■ EXERCISE
Please reproduce each of the entries below word for word, keeping every line in its original order.

■ ENTRIES SUPPLIED

_ _ _ _ _

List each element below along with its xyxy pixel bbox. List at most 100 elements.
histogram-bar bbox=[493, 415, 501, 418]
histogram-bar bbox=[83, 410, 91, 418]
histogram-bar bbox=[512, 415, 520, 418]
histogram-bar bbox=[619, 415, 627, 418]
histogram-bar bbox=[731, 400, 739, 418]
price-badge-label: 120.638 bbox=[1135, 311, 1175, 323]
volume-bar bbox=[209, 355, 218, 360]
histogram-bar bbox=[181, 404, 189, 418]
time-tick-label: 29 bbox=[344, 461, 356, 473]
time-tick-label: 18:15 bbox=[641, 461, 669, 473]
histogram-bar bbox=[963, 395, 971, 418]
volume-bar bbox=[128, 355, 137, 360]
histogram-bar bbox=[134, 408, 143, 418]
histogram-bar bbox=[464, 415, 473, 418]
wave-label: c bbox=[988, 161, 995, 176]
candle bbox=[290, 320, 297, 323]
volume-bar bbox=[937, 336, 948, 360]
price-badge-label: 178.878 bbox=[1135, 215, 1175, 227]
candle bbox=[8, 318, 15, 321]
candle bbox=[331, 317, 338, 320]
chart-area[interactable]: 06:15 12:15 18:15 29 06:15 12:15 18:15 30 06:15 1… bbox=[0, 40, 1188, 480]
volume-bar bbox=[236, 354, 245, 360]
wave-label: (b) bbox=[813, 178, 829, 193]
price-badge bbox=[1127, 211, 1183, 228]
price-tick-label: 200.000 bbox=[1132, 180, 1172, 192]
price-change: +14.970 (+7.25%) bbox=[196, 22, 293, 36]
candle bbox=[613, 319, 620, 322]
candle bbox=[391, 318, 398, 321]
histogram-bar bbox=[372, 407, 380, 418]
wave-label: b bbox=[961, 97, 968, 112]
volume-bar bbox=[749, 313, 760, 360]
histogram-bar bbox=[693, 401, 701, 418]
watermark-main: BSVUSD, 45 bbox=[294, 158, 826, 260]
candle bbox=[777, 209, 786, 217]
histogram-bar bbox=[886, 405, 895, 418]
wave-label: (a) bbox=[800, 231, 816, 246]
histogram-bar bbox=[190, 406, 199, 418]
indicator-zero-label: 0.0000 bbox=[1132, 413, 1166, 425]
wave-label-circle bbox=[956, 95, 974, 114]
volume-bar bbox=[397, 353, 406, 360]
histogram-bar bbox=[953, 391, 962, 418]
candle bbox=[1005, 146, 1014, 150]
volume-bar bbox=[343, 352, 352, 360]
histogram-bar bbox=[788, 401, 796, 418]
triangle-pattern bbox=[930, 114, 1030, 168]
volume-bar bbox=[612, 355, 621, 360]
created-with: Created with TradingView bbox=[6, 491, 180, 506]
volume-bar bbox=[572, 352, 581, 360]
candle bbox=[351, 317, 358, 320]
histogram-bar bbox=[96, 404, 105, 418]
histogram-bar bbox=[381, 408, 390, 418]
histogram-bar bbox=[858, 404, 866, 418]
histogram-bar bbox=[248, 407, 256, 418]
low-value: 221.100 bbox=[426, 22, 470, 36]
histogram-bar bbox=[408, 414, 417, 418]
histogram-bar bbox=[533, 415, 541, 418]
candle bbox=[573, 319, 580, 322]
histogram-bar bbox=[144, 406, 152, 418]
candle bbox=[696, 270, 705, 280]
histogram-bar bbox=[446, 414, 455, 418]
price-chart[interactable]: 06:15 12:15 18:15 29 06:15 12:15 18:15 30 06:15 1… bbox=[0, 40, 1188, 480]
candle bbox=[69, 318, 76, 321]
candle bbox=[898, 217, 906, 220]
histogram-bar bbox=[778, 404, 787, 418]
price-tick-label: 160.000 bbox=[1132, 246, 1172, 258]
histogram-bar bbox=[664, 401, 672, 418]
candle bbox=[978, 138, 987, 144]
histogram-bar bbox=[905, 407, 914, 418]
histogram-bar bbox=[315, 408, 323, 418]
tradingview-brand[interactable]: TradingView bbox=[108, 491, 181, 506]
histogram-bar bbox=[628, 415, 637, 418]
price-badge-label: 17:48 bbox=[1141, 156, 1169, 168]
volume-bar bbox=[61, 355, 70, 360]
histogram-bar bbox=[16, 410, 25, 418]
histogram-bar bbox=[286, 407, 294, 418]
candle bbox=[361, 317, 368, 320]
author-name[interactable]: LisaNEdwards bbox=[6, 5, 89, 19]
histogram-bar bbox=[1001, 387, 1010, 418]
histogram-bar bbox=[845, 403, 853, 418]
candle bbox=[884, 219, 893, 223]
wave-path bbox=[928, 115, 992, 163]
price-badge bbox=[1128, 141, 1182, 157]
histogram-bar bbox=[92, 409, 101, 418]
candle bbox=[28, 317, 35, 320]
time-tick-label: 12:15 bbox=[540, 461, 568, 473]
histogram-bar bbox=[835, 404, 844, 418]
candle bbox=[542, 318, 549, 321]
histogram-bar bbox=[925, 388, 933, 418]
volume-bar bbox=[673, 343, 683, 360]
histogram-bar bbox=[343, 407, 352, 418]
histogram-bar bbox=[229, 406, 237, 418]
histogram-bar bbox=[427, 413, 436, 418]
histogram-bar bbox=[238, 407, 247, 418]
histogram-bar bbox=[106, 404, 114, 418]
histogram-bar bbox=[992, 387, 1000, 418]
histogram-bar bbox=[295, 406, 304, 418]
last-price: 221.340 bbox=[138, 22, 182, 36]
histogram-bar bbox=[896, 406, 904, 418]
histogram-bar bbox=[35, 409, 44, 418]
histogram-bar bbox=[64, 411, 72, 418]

_ _ _ _ _

■ EXERCISE RESULT
List each element below along with its xyxy pixel bbox. List at most 100 elements.
histogram-bar bbox=[493, 415, 501, 418]
histogram-bar bbox=[83, 410, 91, 418]
histogram-bar bbox=[512, 415, 520, 418]
histogram-bar bbox=[619, 415, 627, 418]
histogram-bar bbox=[731, 400, 739, 418]
price-badge-label: 120.638 bbox=[1135, 311, 1175, 323]
volume-bar bbox=[209, 355, 218, 360]
histogram-bar bbox=[181, 404, 189, 418]
time-tick-label: 29 bbox=[344, 461, 356, 473]
time-tick-label: 18:15 bbox=[641, 461, 669, 473]
histogram-bar bbox=[963, 395, 971, 418]
volume-bar bbox=[128, 355, 137, 360]
histogram-bar bbox=[134, 408, 143, 418]
histogram-bar bbox=[464, 415, 473, 418]
wave-label: c bbox=[988, 161, 995, 176]
candle bbox=[290, 320, 297, 323]
volume-bar bbox=[937, 336, 948, 360]
price-badge-label: 178.878 bbox=[1135, 215, 1175, 227]
candle bbox=[8, 318, 15, 321]
candle bbox=[331, 317, 338, 320]
chart-area[interactable]: 06:15 12:15 18:15 29 06:15 12:15 18:15 30 06:15 1… bbox=[0, 40, 1188, 480]
volume-bar bbox=[236, 354, 245, 360]
wave-label: (b) bbox=[813, 178, 829, 193]
price-badge bbox=[1127, 211, 1183, 228]
price-tick-label: 200.000 bbox=[1132, 180, 1172, 192]
price-change: +14.970 (+7.25%) bbox=[196, 22, 293, 36]
candle bbox=[613, 319, 620, 322]
candle bbox=[391, 318, 398, 321]
histogram-bar bbox=[372, 407, 380, 418]
wave-label: b bbox=[961, 97, 968, 112]
volume-bar bbox=[749, 313, 760, 360]
histogram-bar bbox=[693, 401, 701, 418]
watermark-main: BSVUSD, 45 bbox=[294, 158, 826, 260]
candle bbox=[777, 209, 786, 217]
histogram-bar bbox=[886, 405, 895, 418]
wave-label: (a) bbox=[800, 231, 816, 246]
histogram-bar bbox=[190, 406, 199, 418]
indicator-zero-label: 0.0000 bbox=[1132, 413, 1166, 425]
wave-label-circle bbox=[956, 95, 974, 114]
volume-bar bbox=[397, 353, 406, 360]
histogram-bar bbox=[953, 391, 962, 418]
candle bbox=[1005, 146, 1014, 150]
volume-bar bbox=[343, 352, 352, 360]
histogram-bar bbox=[788, 401, 796, 418]
triangle-pattern bbox=[930, 114, 1030, 168]
volume-bar bbox=[612, 355, 621, 360]
created-with: Created with TradingView bbox=[6, 491, 180, 506]
volume-bar bbox=[572, 352, 581, 360]
candle bbox=[351, 317, 358, 320]
histogram-bar bbox=[96, 404, 105, 418]
histogram-bar bbox=[381, 408, 390, 418]
histogram-bar bbox=[858, 404, 866, 418]
histogram-bar bbox=[248, 407, 256, 418]
low-value: 221.100 bbox=[426, 22, 470, 36]
histogram-bar bbox=[408, 414, 417, 418]
histogram-bar bbox=[533, 415, 541, 418]
candle bbox=[573, 319, 580, 322]
histogram-bar bbox=[144, 406, 152, 418]
candle bbox=[696, 270, 705, 280]
histogram-bar bbox=[446, 414, 455, 418]
price-chart[interactable]: 06:15 12:15 18:15 29 06:15 12:15 18:15 30 06:15 1… bbox=[0, 40, 1188, 480]
candle bbox=[69, 318, 76, 321]
candle bbox=[898, 217, 906, 220]
histogram-bar bbox=[778, 404, 787, 418]
price-tick-label: 160.000 bbox=[1132, 246, 1172, 258]
histogram-bar bbox=[664, 401, 672, 418]
candle bbox=[978, 138, 987, 144]
histogram-bar bbox=[905, 407, 914, 418]
histogram-bar bbox=[315, 408, 323, 418]
tradingview-brand[interactable]: TradingView bbox=[108, 491, 181, 506]
histogram-bar bbox=[628, 415, 637, 418]
price-badge-label: 17:48 bbox=[1141, 156, 1169, 168]
volume-bar bbox=[61, 355, 70, 360]
histogram-bar bbox=[16, 410, 25, 418]
histogram-bar bbox=[286, 407, 294, 418]
candle bbox=[361, 317, 368, 320]
author-name[interactable]: LisaNEdwards bbox=[6, 5, 89, 19]
histogram-bar bbox=[1001, 387, 1010, 418]
histogram-bar bbox=[845, 403, 853, 418]
candle bbox=[884, 219, 893, 223]
wave-path bbox=[928, 115, 992, 163]
price-badge bbox=[1128, 141, 1182, 157]
histogram-bar bbox=[92, 409, 101, 418]
candle bbox=[28, 317, 35, 320]
time-tick-label: 12:15 bbox=[540, 461, 568, 473]
histogram-bar bbox=[835, 404, 844, 418]
candle bbox=[542, 318, 549, 321]
histogram-bar bbox=[925, 388, 933, 418]
volume-bar bbox=[673, 343, 683, 360]
histogram-bar bbox=[343, 407, 352, 418]
histogram-bar bbox=[229, 406, 237, 418]
histogram-bar bbox=[427, 413, 436, 418]
histogram-bar bbox=[238, 407, 247, 418]
histogram-bar bbox=[106, 404, 114, 418]
histogram-bar bbox=[992, 387, 1000, 418]
histogram-bar bbox=[295, 406, 304, 418]
last-price: 221.340 bbox=[138, 22, 182, 36]
histogram-bar bbox=[896, 406, 904, 418]
histogram-bar bbox=[35, 409, 44, 418]
histogram-bar bbox=[64, 411, 72, 418]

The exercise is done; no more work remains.